▶ _DATASET RECORDS_
● ● ● ●

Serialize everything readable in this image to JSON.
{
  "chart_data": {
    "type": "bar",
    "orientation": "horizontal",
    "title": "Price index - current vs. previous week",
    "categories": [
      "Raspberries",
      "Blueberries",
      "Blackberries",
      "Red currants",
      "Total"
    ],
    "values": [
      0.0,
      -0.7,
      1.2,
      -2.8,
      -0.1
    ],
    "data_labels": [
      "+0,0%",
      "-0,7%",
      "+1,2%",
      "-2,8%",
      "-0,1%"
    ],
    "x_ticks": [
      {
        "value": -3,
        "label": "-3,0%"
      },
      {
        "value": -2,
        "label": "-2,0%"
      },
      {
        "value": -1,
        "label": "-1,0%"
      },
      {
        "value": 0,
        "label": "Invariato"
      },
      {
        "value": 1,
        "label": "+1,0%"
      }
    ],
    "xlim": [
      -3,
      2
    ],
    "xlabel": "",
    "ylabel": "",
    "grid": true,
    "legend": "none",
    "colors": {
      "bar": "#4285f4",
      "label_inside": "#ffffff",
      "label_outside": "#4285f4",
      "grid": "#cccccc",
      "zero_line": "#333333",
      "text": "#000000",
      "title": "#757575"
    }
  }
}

● ● ● ●

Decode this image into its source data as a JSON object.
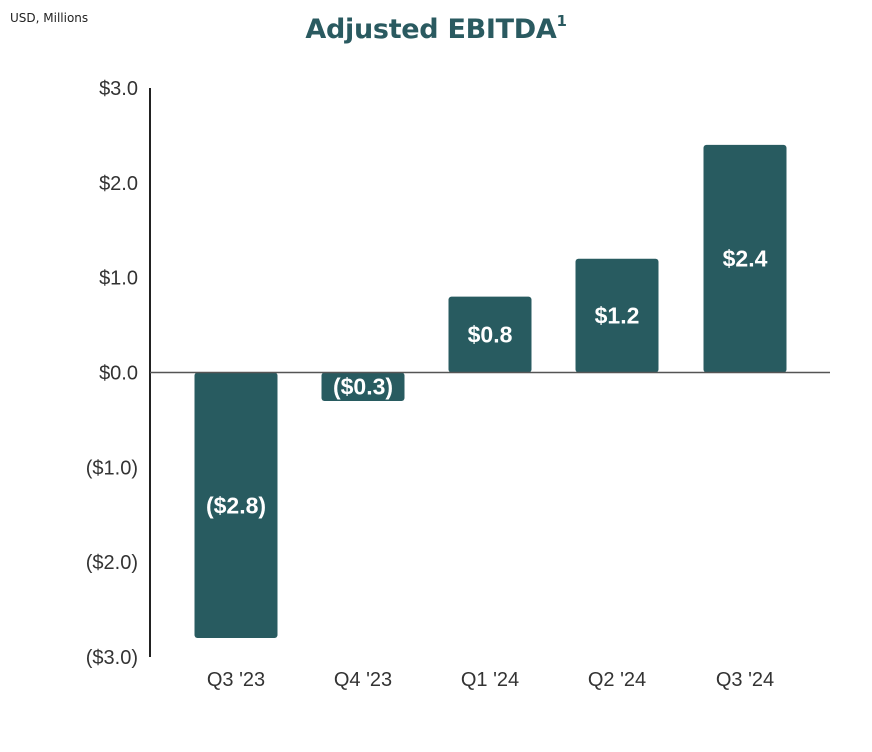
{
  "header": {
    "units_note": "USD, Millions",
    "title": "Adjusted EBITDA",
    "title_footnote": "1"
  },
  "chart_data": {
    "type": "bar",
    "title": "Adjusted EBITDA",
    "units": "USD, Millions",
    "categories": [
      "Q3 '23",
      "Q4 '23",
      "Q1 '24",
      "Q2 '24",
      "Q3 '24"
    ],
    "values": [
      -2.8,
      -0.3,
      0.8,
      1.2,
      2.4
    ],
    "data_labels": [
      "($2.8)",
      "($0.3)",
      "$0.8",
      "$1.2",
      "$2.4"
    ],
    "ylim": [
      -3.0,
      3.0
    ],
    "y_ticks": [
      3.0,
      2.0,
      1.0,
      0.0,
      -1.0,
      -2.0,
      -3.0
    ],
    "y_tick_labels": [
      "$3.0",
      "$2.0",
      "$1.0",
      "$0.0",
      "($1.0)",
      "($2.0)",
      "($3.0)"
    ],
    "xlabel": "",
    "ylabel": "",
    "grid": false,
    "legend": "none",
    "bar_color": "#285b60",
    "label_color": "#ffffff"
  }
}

● ● ● ●

▶ _WHAT YOU HAVE TO DO_
Look through the data and gather every line with the string "JSON" in it.

▶ _OUTPUT OF THE EXERCISE_
Serialize everything readable in this image to JSON.
Decode this image into its source data as a JSON object.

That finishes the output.